* _Task statement_
From the records below, pull each line that has "Hőértékesítés".

* _Raw data_
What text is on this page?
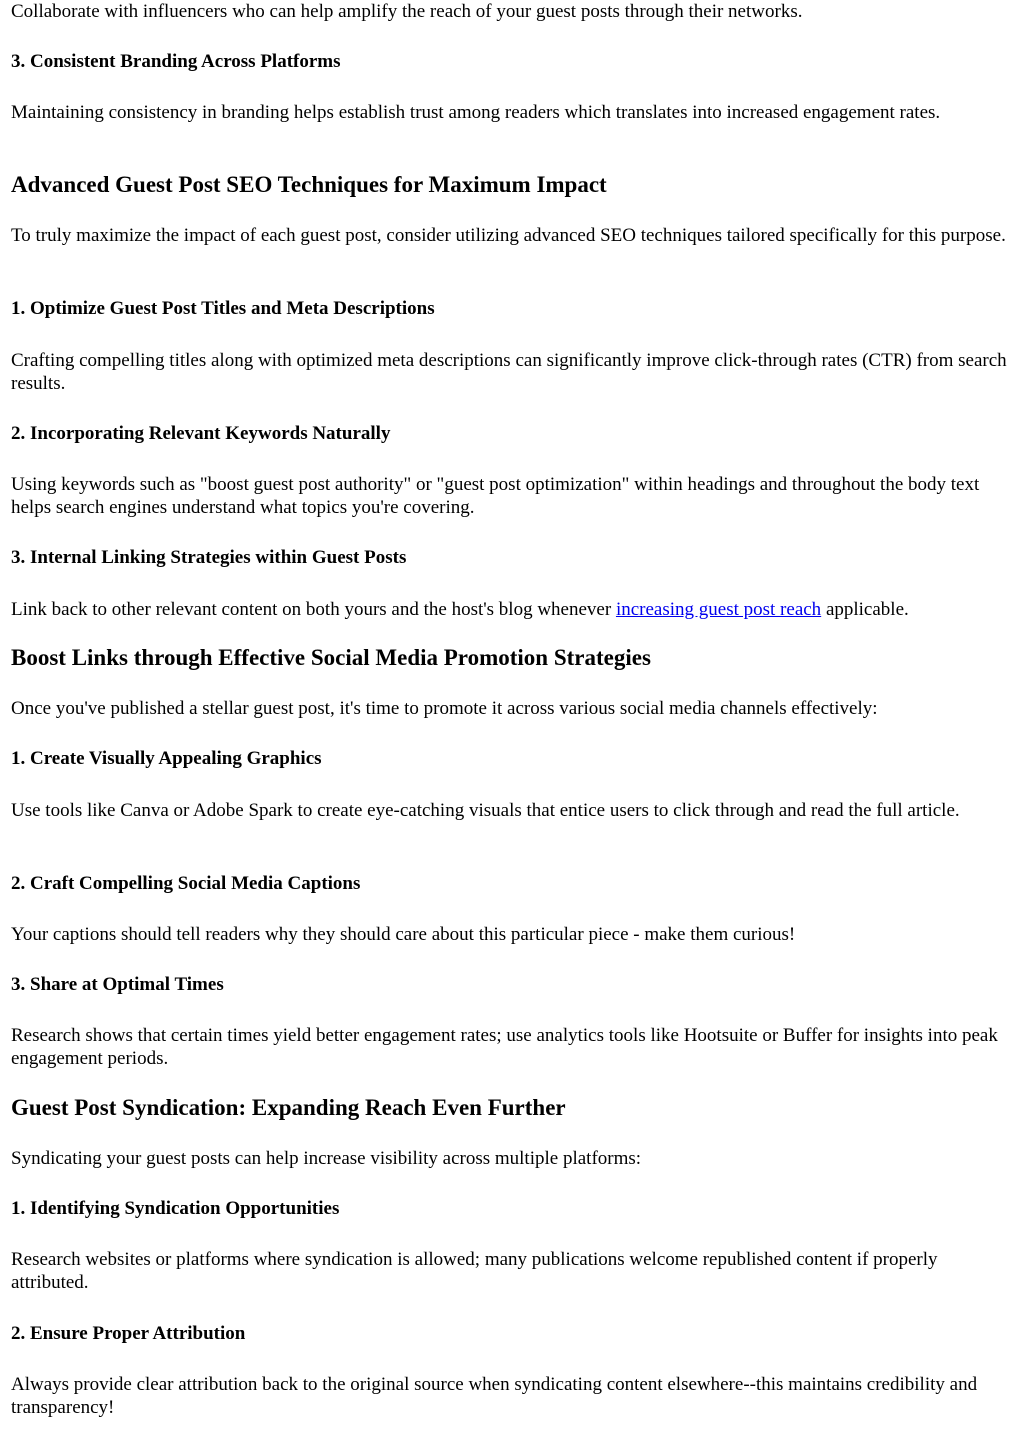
Collaborate with influencers who can help amplify the reach of your guest posts through their networks.

3. Consistent Branding Across Platforms

Maintaining consistency in branding helps establish trust among readers which translates into increased engagement rates.

Advanced Guest Post SEO Techniques for Maximum Impact

To truly maximize the impact of each guest post, consider utilizing advanced SEO techniques tailored specifically for this purpose.

1. Optimize Guest Post Titles and Meta Descriptions

Crafting compelling titles along with optimized meta descriptions can significantly improve click-through rates (CTR) from search results.

2. Incorporating Relevant Keywords Naturally

Using keywords such as "boost guest post authority" or "guest post optimization" within headings and throughout the body text helps search engines understand what topics you're covering.

3. Internal Linking Strategies within Guest Posts

Link back to other relevant content on both yours and the host's blog whenever increasing guest post reach applicable.

Boost Links through Effective Social Media Promotion Strategies

Once you've published a stellar guest post, it's time to promote it across various social media channels effectively:

1. Create Visually Appealing Graphics

Use tools like Canva or Adobe Spark to create eye-catching visuals that entice users to click through and read the full article.

2. Craft Compelling Social Media Captions

Your captions should tell readers why they should care about this particular piece - make them curious!

3. Share at Optimal Times

Research shows that certain times yield better engagement rates; use analytics tools like Hootsuite or Buffer for insights into peak engagement periods.

Guest Post Syndication: Expanding Reach Even Further

Syndicating your guest posts can help increase visibility across multiple platforms:

1. Identifying Syndication Opportunities

Research websites or platforms where syndication is allowed; many publications welcome republished content if properly attributed.

2. Ensure Proper Attribution

Always provide clear attribution back to the original source when syndicating content elsewhere--this maintains credibility and transparency!
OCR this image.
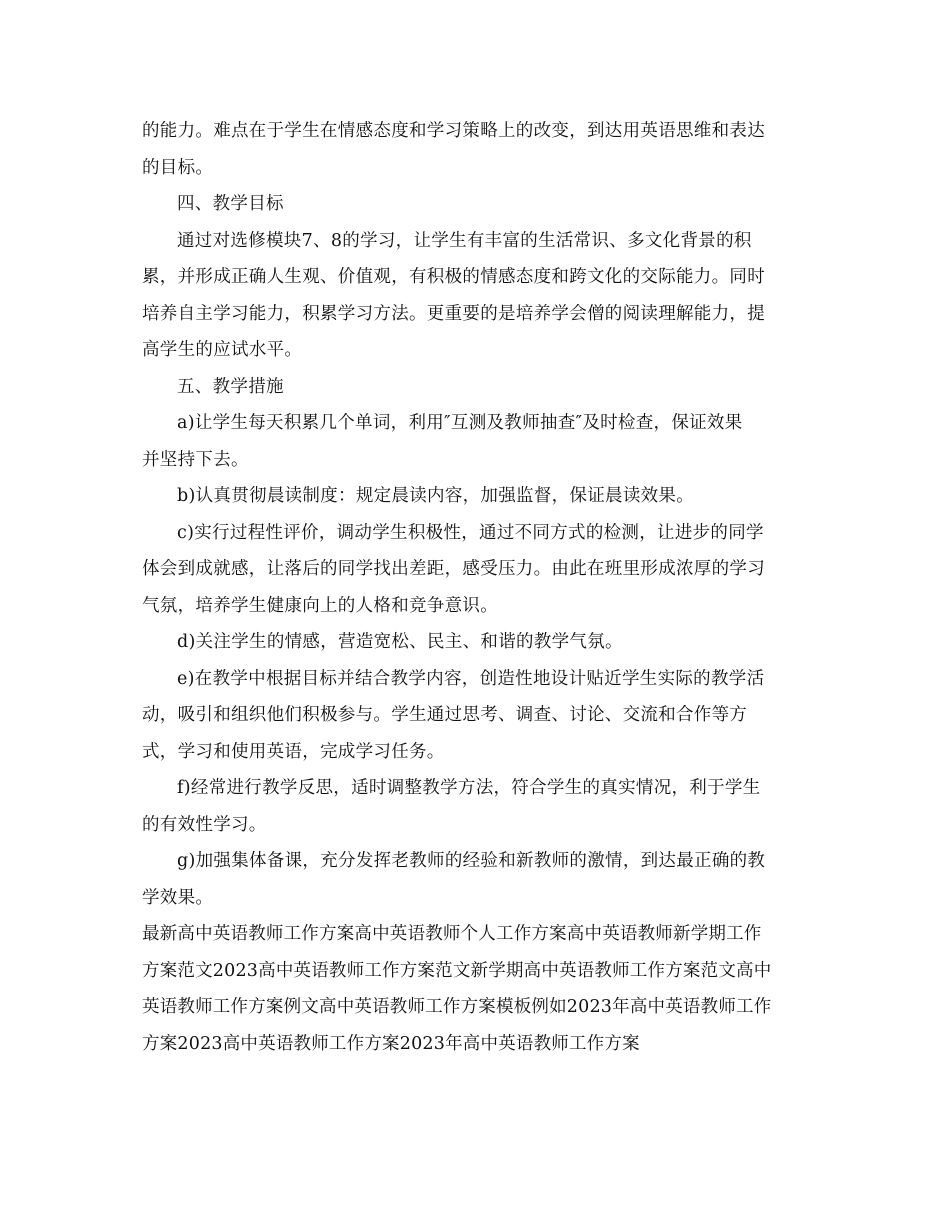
的能力。难点在于学生在情感态度和学习策略上的改变，到达用英语思维和表达
的目标。
四、教学目标
通过对选修模块7、8的学习，让学生有丰富的生活常识、多文化背景的积
累，并形成正确人生观、价值观，有积极的情感态度和跨文化的交际能力。同时
培养自主学习能力，积累学习方法。更重要的是培养学会僧的阅读理解能力，提
高学生的应试水平。
五、教学措施
a)让学生每天积累几个单词，利用″互测及教师抽查″及时检查，保证效果
并坚持下去。
b)认真贯彻晨读制度：规定晨读内容，加强监督，保证晨读效果。
c)实行过程性评价，调动学生积极性，通过不同方式的检测，让进步的同学
体会到成就感，让落后的同学找出差距，感受压力。由此在班里形成浓厚的学习
气氛，培养学生健康向上的人格和竞争意识。
d)关注学生的情感，营造宽松、民主、和谐的教学气氛。
e)在教学中根据目标并结合教学内容，创造性地设计贴近学生实际的教学活
动，吸引和组织他们积极参与。学生通过思考、调查、讨论、交流和合作等方
式，学习和使用英语，完成学习任务。
f)经常进行教学反思，适时调整教学方法，符合学生的真实情况，利于学生
的有效性学习。
g)加强集体备课，充分发挥老教师的经验和新教师的激情，到达最正确的教
学效果。
最新高中英语教师工作方案高中英语教师个人工作方案高中英语教师新学期工作
方案范文2023高中英语教师工作方案范文新学期高中英语教师工作方案范文高中
英语教师工作方案例文高中英语教师工作方案模板例如2023年高中英语教师工作
方案2023高中英语教师工作方案2023年高中英语教师工作方案
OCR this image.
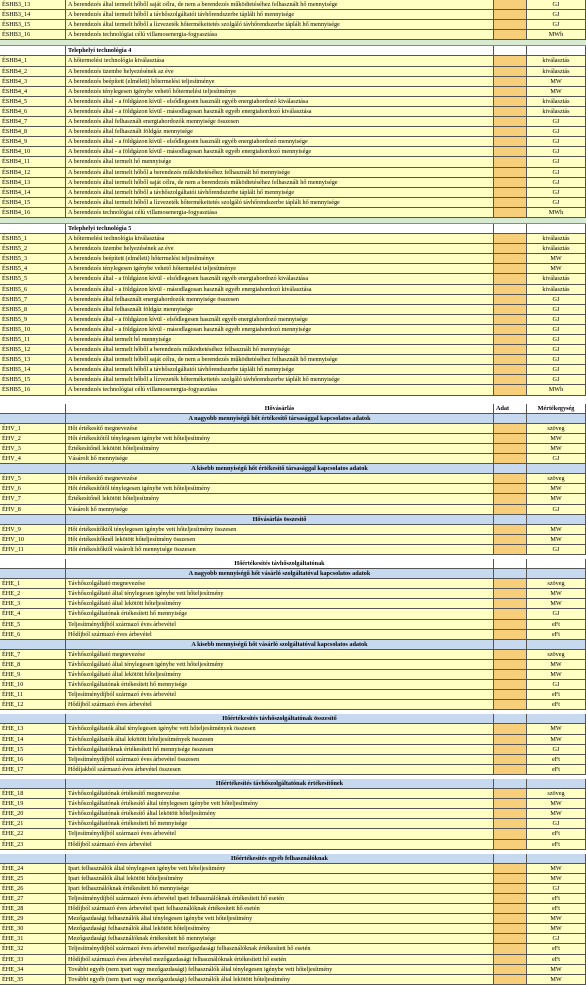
ÉSHB3_13	A berendezés által termelt hőből saját célra, de nem a berendezés működtetéséhez felhasznált hő mennyisége	GJ
ÉSHB3_14	A berendezés által termelt hőből a távhőszolgáltatói távhőrendszerbe táplált hő mennyisége	GJ
ÉSHB3_15	A berendezés által termelt hőből a lízvezeték hőtermékeitetés szolgáló távhőrendszerbe táplált hő mennyisége	GJ
ÉSHB3_16	A berendezés technológiai célú villamosenergia-fogyasztása	MWh
Telephelyi technológia 4
ÉSHB4_1	A hőtermelési technológia kiválasztása	kiválasztás
ÉSHB4_2	A berendezés üzembe helyezésének az éve	kiválasztás
ÉSHB4_3	A berendezés beépített (elméleti) hőtermelési teljesítménye	MW
ÉSHB4_4	A berendezés ténylegesen igénybe vehető hőtermelési teljesítménye	MW
ÉSHB4_5	A berendezés által - a földgázon kívül - elsődlegesen használt egyéb energiahordozó kiválasztása	kiválasztás
ÉSHB4_6	A berendezés által - a földgázon kívül - másodlagosan használt egyéb energiahordozó kiválasztása	kiválasztás
ÉSHB4_7	A berendezés által felhasznált energiahordozók mennyisége összesen	GJ
ÉSHB4_8	A berendezés által felhasznált földgáz mennyisége	GJ
ÉSHB4_9	A berendezés által - a földgázon kívül - elsődlegesen használt egyéb energiahordozó mennyisége	GJ
ÉSHB4_10	A berendezés által - a földgázon kívül - másodlagosan használt egyéb energiahordozó mennyisége	GJ
ÉSHB4_11	A berendezés által termelt hő mennyisége	GJ
ÉSHB4_12	A berendezés által termelt hőből a berendezés működtetéséhez felhasznált hő mennyisége	GJ
ÉSHB4_13	A berendezés által termelt hőből saját célra, de nem a berendezés működtetéséhez felhasznált hő mennyisége	GJ
ÉSHB4_14	A berendezés által termelt hőből a távhőszolgáltatói távhőrendszerbe táplált hő mennyisége	GJ
ÉSHB4_15	A berendezés által termelt hőből a lízvezeték hőtermékeitetés szolgáló távhőrendszerbe táplált hő mennyisége	GJ
ÉSHB4_16	A berendezés technológiai célú villamosenergia-fogyasztása	MWh
Telephelyi technológia 5
ÉSHB5_1	A hőtermelési technológia kiválasztása	kiválasztás
ÉSHB5_2	A berendezés üzembe helyezésének az éve	kiválasztás
ÉSHB5_3	A berendezés beépített (elméleti) hőtermelési teljesítménye	MW
ÉSHB5_4	A berendezés ténylegesen igénybe vehető hőtermelési teljesítménye	MW
ÉSHB5_5	A berendezés által - a földgázon kívül - elsődlegesen használt egyéb energiahordozó kiválasztása	kiválasztás
ÉSHB5_6	A berendezés által - a földgázon kívül - másodlagosan használt egyéb energiahordozó kiválasztása	kiválasztás
ÉSHB5_7	A berendezés által felhasznált energiahordozók mennyisége összesen	GJ
ÉSHB5_8	A berendezés által felhasznált földgáz mennyisége	GJ
ÉSHB5_9	A berendezés által - a földgázon kívül - elsődlegesen használt egyéb energiahordozó mennyisége	GJ
ÉSHB5_10	A berendezés által - a földgázon kívül - másodlagosan használt egyéb energiahordozó mennyisége	GJ
ÉSHB5_11	A berendezés által termelt hő mennyisége	GJ
ÉSHB5_12	A berendezés által termelt hőből a berendezés működtetéséhez felhasznált hő mennyisége	GJ
ÉSHB5_13	A berendezés által termelt hőből saját célra, de nem a berendezés működtetéséhez felhasznált hő mennyisége	GJ
ÉSHB5_14	A berendezés által termelt hőből a távhőszolgáltatói távhőrendszerbe táplált hő mennyisége	GJ
ÉSHB5_15	A berendezés által termelt hőből a lízvezeték hőtermékeitetés szolgáló távhőrendszerbe táplált hő mennyisége	GJ
ÉSHB5_16	A berendezés technológiai célú villamosenergia-fogyasztása	MWh
Hővásárlás	Adat	Mértékegység
A nagyobb mennyiségű hőt értékesítő társasággal kapcsolatos adatok
ÉHV_1	Hőt értékesítő megnevezése	szöveg
ÉHV_2	Hőt értékesítőtől ténylegesen igénybe vett hőteljesítmény	MW
ÉHV_3	Értékesítőnél lekötött hőteljesítmény	MW
ÉHV_4	Vásárolt hő mennyisége	GJ
A kisebb mennyiségű hőt értékesítő társasággal kapcsolatos adatok
ÉHV_5	Hőt értékesítő megnevezése	szöveg
ÉHV_6	Hőt értékesítőtől ténylegesen igénybe vett hőteljesítmény	MW
ÉHV_7	Értékesítőnél lekötött hőteljesítmény	MW
ÉHV_8	Vásárolt hő mennyisége	GJ
Hővásárlás összesítő
ÉHV_9	Hőt értékesítőktől ténylegesen igénybe vett hőteljesítmény összesen	MW
ÉHV_10	Hőt értékesítőknél lekötött hőteljesítmény összesen	MW
ÉHV_11	Hőt értékesítőktől vásárolt hő mennyisége összesen	GJ
Hőértékesítés távhőszolgáltatónak
A nagyobb mennyiségű hőt vásárló szolgáltatóval kapcsolatos adatok
ÉHE_1	Távhőszolgáltató megnevezése	szöveg
ÉHE_2	Távhőszolgáltató által ténylegesen igénybe vett hőteljesítmény	MW
ÉHE_3	Távhőszolgáltató által lekötött hőteljesítmény	MW
ÉHE_4	Távhőszolgáltatónak értékesített hő mennyisége	GJ
ÉHE_5	Teljesítménydíjból származó éves árbevétel	eFt
ÉHE_6	Hődíjból származó éves árbevétel	eFt
A kisebb mennyiségű hőt vásárló szolgáltatóval kapcsolatos adatok
ÉHE_7	Távhőszolgáltató megnevezése	szöveg
ÉHE_8	Távhőszolgáltató által ténylegesen igénybe vett hőteljesítmény	MW
ÉHE_9	Távhőszolgáltató által lekötött hőteljesítmény	MW
ÉHE_10	Távhőszolgáltatónak értékesített hő mennyisége	GJ
ÉHE_11	Teljesítménydíjból származó éves árbevétel	eFt
ÉHE_12	Hődíjból származó éves árbevétel	eFt
Hőértékesítés távhőszolgáltatónak összesítő
ÉHE_13	Távhőszolgáltatók által ténylegesen igénybe vett hőteljesítmények összesen	MW
ÉHE_14	Távhőszolgáltatók által lekötött hőteljesítmények összesen	MW
ÉHE_15	Távhőszolgáltatóknak értékesített hő mennyisége összesen	GJ
ÉHE_16	Teljesítménydíjból származó éves árbevétel összesen	eFt
ÉHE_17	Hődíjakból származó éves árbevétel összesen	eFt
Hőértékesítés távhőszolgáltatónak értékesítőnek
ÉHE_18	Távhőszolgáltatónak értékesítő megnevezése	szöveg
ÉHE_19	Távhőszolgáltatónak értékesítő által ténylegesen igénybe vett hőteljesítmény	MW
ÉHE_20	Távhőszolgáltatónak értékesítő által lekötött hőteljesítmény	MW
ÉHE_21	Távhőszolgáltatónak értékesített hő mennyisége	GJ
ÉHE_22	Teljesítménydíjból származó éves árbevétel	eFt
ÉHE_23	Hődíjból származó éves árbevétel	eFt
Hőértékesítés egyéb felhasználóknak
ÉHE_24	Ipari felhasználók által ténylegesen igénybe vett hőteljesítmény	MW
ÉHE_25	Ipari felhasználók által lekötött hőteljesítmény	MW
ÉHE_26	Ipari felhasználóknak értékesített hő mennyisége	GJ
ÉHE_27	Teljesítménydíjból származó éves árbevétel ipari felhasználóknak értékesített hő esetén	eFt
ÉHE_28	Hődíjból származó éves árbevétel ipari felhasználóknak értékesített hő esetén	eFt
ÉHE_29	Mezőgazdasági felhasználók által ténylegesen igénybe vett hőteljesítmény	MW
ÉHE_30	Mezőgazdasági felhasználók által lekötött hőteljesítmény	MW
ÉHE_31	Mezőgazdasági felhasználóknak értékesített hő mennyisége	GJ
ÉHE_32	Teljesítménydíjból származó éves árbevétel mezőgazdasági felhasználóknak értékesített hő esetén	eFt
ÉHE_33	Hődíjból származó éves árbevétel mezőgazdasági felhasználóknak értékesített hő esetén	eFt
ÉHE_34	További egyéb (nem ipari vagy mezőgazdasági) felhasználók által ténylegesen igénybe vett hőteljesítmény	MW
ÉHE_35	További egyéb (nem ipari vagy mezőgazdasági) felhasználók által lekötött hőteljesítmény	MW
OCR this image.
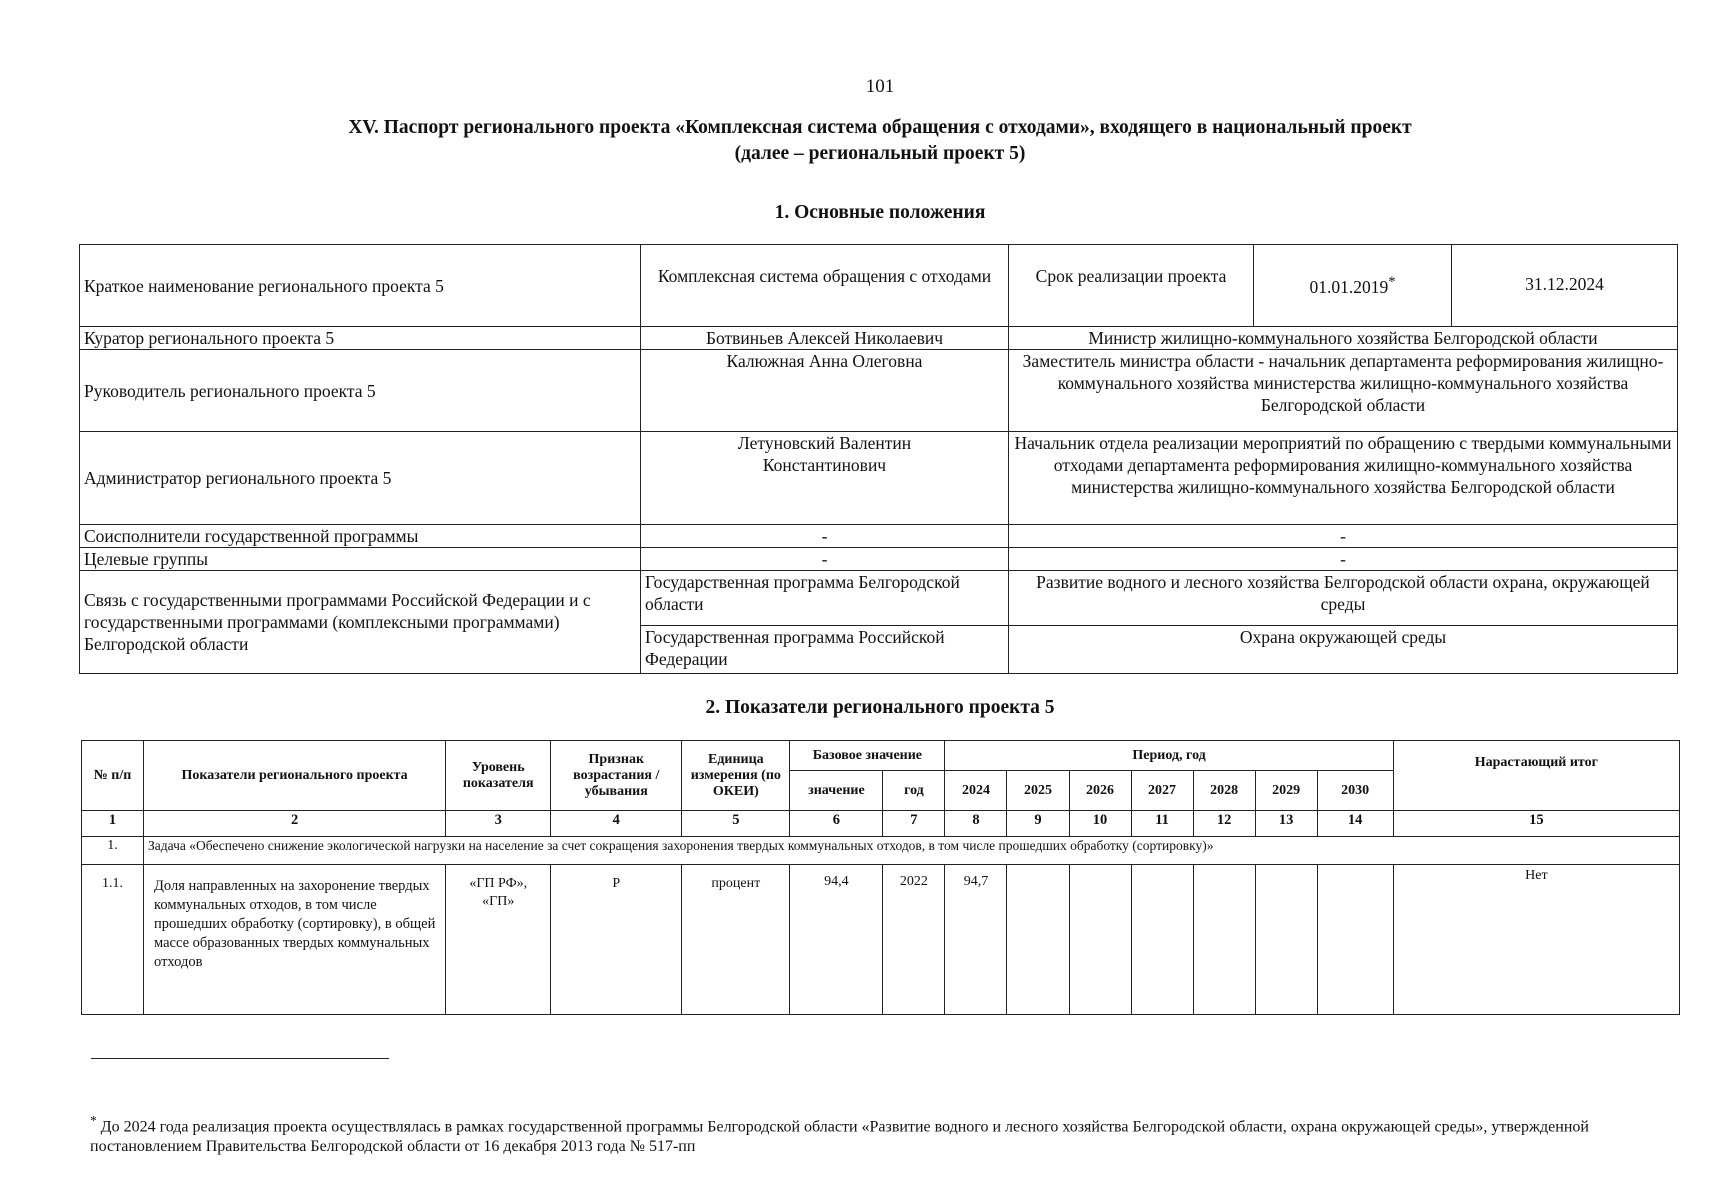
101
XV. Паспорт регионального проекта «Комплексная система обращения с отходами», входящего в национальный проект
(далее – региональный проект 5)
1. Основные положения
Краткое наименование регионального проекта 5	Комплексная система обращения с отходами	Срок реализации проекта	01.01.2019*	31.12.2024
Куратор регионального проекта 5	Ботвиньев Алексей Николаевич	Министр жилищно-коммунального хозяйства Белгородской области		
Руководитель регионального проекта 5	Калюжная Анна Олеговна	Заместитель министра области - начальник департамента реформирования жилищно-коммунального хозяйства министерства жилищно-коммунального хозяйства Белгородской области		
Администратор регионального проекта 5	Летуновский Валентин Константинович	Начальник отдела реализации мероприятий по обращению с твердыми коммунальными отходами департамента реформирования жилищно-коммунального хозяйства министерства жилищно-коммунального хозяйства Белгородской области		
Соисполнители государственной программы	-	-		
Целевые группы	-	-		
Связь с государственными программами Российской Федерации и с государственными программами (комплексными программами) Белгородской области	Государственная программа Белгородской области	Развитие водного и лесного хозяйства Белгородской области охрана, окружающей среды		
	Государственная программа Российской Федерации	Охрана окружающей среды		
2. Показатели регионального проекта 5
№ п/п	Показатели регионального проекта	Уровень показателя	Признак возрастания / убывания	Единица измерения (по ОКЕИ)	Базовое значение		Период, год							Нарастающий итог
					значение	год	2024	2025	2026	2027	2028	2029	2030	
1	2	3	4	5	6	7	8	9	10	11	12	13	14	15
1.	Задача «Обеспечено снижение экологической нагрузки на население за счет сокращения захоронения твердых коммунальных отходов, в том числе прошедших обработку (сортировку)»													
1.1.	Доля направленных на захоронение твердых коммунальных отходов, в том числе прошедших обработку (сортировку), в общей массе образованных твердых коммунальных отходов	«ГП РФ», «ГП»	Р	процент	94,4	2022	94,7							Нет
* До 2024 года реализация проекта осуществлялась в рамках государственной программы Белгородской области «Развитие водного и лесного хозяйства Белгородской области, охрана окружающей среды», утвержденной постановлением Правительства Белгородской области от 16 декабря 2013 года № 517-пп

* _Exercise output_
Hőértékesítés távhőszolgáltatónak
Hőértékesítés távhőszolgáltatónak összesítő
Hőértékesítés távhőszolgáltatónak értékesítőnek
Hőértékesítés egyéb felhasználóknak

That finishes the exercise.